(ARBEITSANWEISUNG) Bearbeite die Zeilen, beginnend mit der Zeile mit „chevron-step-1: 行业供给 分析 <box>5 0 305 93</box>“ und weiter bis einschließlich der Zeile mit „step-number-text: 2 <box>480“, indem du „box-development-stage“ durch „box-growth-stage“ ersetzt und sonst nichts änderst. Gib nur diese Zeilen wieder.
# # #
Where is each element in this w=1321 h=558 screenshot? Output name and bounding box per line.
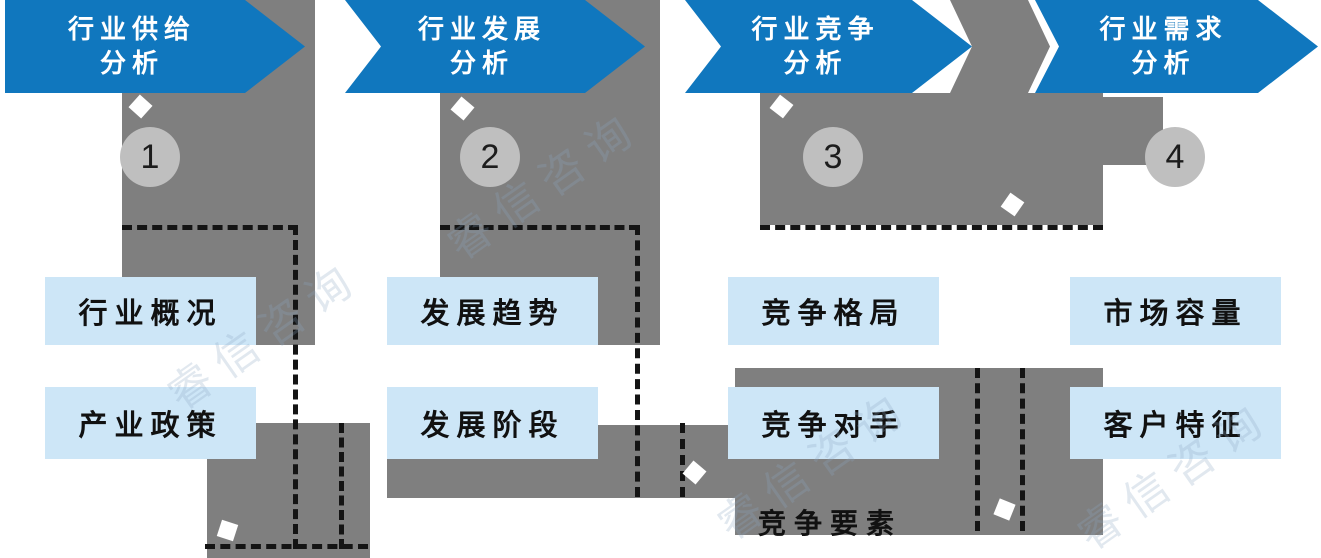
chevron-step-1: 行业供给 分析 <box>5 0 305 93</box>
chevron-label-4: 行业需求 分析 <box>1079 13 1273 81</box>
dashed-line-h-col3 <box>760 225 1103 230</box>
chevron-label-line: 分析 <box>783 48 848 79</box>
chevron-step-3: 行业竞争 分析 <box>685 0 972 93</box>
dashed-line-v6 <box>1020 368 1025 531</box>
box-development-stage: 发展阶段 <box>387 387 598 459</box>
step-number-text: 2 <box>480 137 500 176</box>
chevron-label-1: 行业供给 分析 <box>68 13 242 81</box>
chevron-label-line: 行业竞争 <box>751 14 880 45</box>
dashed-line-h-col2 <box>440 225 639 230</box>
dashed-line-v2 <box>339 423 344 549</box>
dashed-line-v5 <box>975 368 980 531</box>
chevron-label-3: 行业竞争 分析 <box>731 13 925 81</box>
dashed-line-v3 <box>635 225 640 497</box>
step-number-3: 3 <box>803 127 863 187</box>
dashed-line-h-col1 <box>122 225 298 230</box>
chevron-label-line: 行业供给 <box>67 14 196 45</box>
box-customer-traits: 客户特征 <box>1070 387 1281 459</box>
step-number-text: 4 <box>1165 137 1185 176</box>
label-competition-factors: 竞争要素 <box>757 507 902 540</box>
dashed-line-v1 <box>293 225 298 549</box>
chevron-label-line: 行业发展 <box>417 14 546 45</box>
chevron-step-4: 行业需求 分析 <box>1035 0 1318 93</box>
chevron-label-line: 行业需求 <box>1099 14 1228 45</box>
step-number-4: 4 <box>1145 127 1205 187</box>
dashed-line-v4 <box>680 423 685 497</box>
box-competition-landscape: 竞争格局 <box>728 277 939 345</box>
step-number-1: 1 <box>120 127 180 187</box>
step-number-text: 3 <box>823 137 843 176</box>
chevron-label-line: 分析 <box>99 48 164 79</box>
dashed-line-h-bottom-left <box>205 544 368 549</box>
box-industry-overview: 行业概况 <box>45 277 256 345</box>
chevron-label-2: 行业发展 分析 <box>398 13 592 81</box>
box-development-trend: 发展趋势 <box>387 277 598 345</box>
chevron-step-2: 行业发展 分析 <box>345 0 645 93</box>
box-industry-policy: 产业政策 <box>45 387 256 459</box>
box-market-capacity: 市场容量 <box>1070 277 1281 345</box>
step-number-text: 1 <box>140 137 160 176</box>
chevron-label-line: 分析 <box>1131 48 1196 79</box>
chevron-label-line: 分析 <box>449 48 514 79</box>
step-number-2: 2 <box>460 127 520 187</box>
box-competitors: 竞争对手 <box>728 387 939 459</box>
# # #
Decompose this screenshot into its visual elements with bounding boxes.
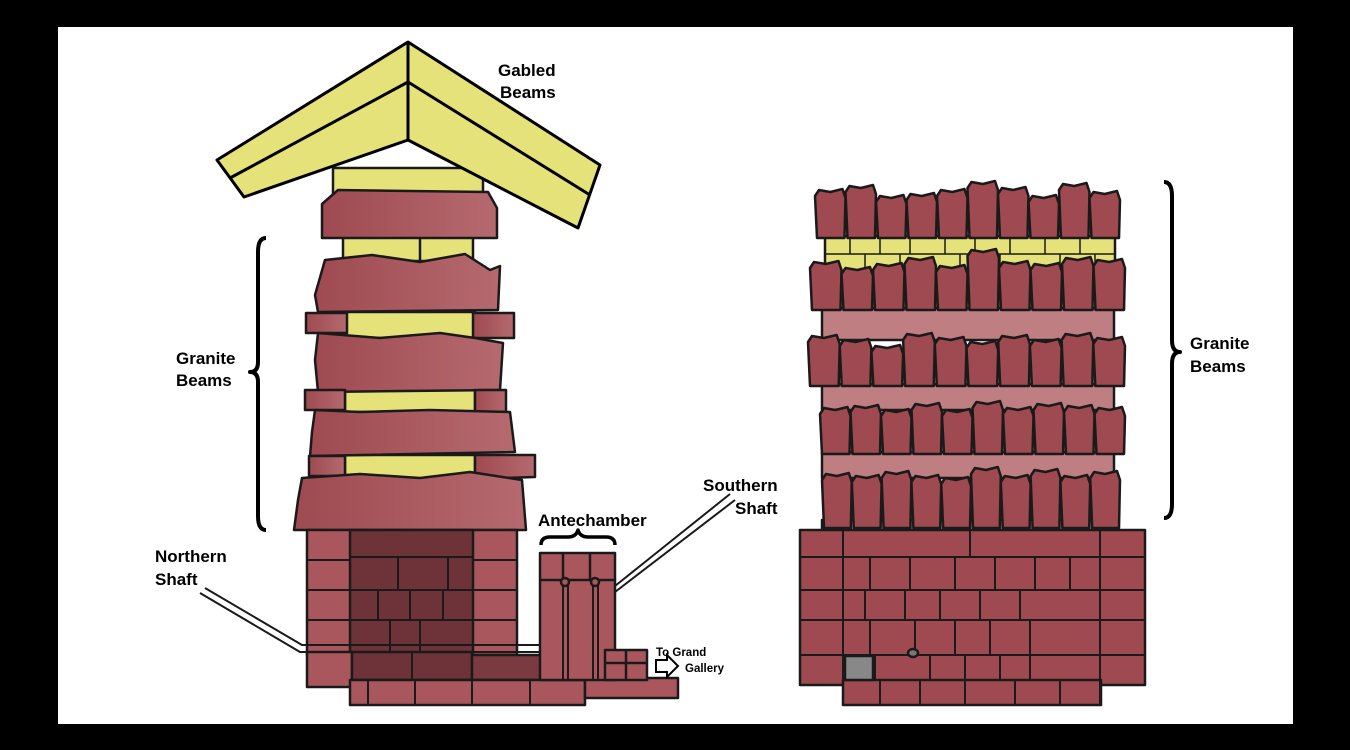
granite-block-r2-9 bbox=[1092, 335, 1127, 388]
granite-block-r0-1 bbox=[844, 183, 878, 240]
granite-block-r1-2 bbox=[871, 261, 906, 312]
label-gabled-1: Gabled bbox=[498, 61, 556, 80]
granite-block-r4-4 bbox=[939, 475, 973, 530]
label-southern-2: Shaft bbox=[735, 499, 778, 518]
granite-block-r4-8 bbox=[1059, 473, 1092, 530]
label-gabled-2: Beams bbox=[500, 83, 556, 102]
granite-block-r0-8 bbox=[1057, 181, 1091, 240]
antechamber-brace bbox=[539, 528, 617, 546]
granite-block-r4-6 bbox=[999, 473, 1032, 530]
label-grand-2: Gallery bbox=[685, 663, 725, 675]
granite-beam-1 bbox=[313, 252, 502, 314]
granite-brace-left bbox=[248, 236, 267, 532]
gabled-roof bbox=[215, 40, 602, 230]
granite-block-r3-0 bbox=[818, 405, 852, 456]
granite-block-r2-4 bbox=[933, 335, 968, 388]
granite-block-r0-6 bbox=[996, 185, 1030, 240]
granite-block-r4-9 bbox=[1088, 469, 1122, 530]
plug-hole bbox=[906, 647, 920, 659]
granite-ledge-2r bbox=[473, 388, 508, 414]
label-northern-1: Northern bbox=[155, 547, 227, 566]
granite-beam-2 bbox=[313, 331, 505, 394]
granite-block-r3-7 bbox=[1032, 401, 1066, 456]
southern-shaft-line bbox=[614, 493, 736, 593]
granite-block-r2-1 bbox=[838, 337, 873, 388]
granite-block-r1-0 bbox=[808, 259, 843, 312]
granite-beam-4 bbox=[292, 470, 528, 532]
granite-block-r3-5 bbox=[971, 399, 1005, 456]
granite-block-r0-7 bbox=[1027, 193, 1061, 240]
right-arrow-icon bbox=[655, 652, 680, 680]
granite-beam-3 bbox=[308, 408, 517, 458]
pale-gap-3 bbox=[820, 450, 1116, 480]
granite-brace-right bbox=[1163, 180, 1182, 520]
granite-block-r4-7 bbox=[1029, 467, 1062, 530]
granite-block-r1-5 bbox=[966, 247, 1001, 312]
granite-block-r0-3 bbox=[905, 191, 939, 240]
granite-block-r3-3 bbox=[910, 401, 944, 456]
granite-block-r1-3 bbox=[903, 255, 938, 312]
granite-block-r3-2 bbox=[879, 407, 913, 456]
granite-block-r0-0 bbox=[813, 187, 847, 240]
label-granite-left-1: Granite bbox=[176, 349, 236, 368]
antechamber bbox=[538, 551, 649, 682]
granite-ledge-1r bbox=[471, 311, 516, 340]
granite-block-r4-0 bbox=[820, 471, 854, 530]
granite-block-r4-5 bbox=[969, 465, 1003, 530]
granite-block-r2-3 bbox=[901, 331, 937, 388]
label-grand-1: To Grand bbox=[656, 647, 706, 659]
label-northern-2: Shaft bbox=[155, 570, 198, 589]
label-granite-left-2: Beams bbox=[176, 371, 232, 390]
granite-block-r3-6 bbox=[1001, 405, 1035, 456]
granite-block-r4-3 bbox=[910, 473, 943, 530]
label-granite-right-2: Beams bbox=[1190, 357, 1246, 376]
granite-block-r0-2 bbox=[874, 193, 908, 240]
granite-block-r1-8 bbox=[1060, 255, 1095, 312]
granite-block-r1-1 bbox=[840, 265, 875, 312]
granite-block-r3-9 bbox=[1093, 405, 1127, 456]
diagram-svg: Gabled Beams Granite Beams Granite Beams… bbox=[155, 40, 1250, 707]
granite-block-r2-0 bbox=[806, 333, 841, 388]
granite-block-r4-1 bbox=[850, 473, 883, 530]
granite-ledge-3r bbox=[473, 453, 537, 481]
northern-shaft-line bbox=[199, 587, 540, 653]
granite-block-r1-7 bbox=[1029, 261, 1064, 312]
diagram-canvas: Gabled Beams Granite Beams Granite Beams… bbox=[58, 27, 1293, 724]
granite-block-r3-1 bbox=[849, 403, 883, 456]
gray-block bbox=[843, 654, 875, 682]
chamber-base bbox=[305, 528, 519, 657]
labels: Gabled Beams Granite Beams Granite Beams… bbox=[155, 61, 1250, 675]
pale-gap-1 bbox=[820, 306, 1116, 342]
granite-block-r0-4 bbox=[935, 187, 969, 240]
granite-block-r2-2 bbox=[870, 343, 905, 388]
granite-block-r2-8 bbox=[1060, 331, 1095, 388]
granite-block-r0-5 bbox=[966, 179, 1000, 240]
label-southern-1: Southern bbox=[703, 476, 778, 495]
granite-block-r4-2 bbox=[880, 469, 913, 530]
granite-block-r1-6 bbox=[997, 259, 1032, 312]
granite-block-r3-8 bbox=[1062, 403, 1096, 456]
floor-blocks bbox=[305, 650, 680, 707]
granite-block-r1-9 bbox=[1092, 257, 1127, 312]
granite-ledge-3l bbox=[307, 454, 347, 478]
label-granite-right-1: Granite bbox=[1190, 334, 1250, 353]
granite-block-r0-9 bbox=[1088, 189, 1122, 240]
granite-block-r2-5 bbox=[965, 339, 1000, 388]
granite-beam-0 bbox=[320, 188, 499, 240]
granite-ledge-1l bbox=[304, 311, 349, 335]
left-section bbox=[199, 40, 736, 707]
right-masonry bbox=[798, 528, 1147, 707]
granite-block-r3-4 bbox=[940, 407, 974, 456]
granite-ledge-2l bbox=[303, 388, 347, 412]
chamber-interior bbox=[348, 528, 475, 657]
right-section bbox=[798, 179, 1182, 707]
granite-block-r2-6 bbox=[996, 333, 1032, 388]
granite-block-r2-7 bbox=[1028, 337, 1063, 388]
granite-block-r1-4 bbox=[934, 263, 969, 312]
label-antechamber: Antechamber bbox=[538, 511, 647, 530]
# # #
(ANTWORT)
chevron-step-1: 行业供给 分析 <box>5 0 305 93</box>
chevron-label-4: 行业需求 分析 <box>1079 13 1273 81</box>
dashed-line-h-col3 <box>760 225 1103 230</box>
chevron-label-line: 分析 <box>783 48 848 79</box>
chevron-step-3: 行业竞争 分析 <box>685 0 972 93</box>
dashed-line-v6 <box>1020 368 1025 531</box>
box-growth-stage: 发展阶段 <box>387 387 598 459</box>
step-number-text: 2 <box>480 137 500 176</box>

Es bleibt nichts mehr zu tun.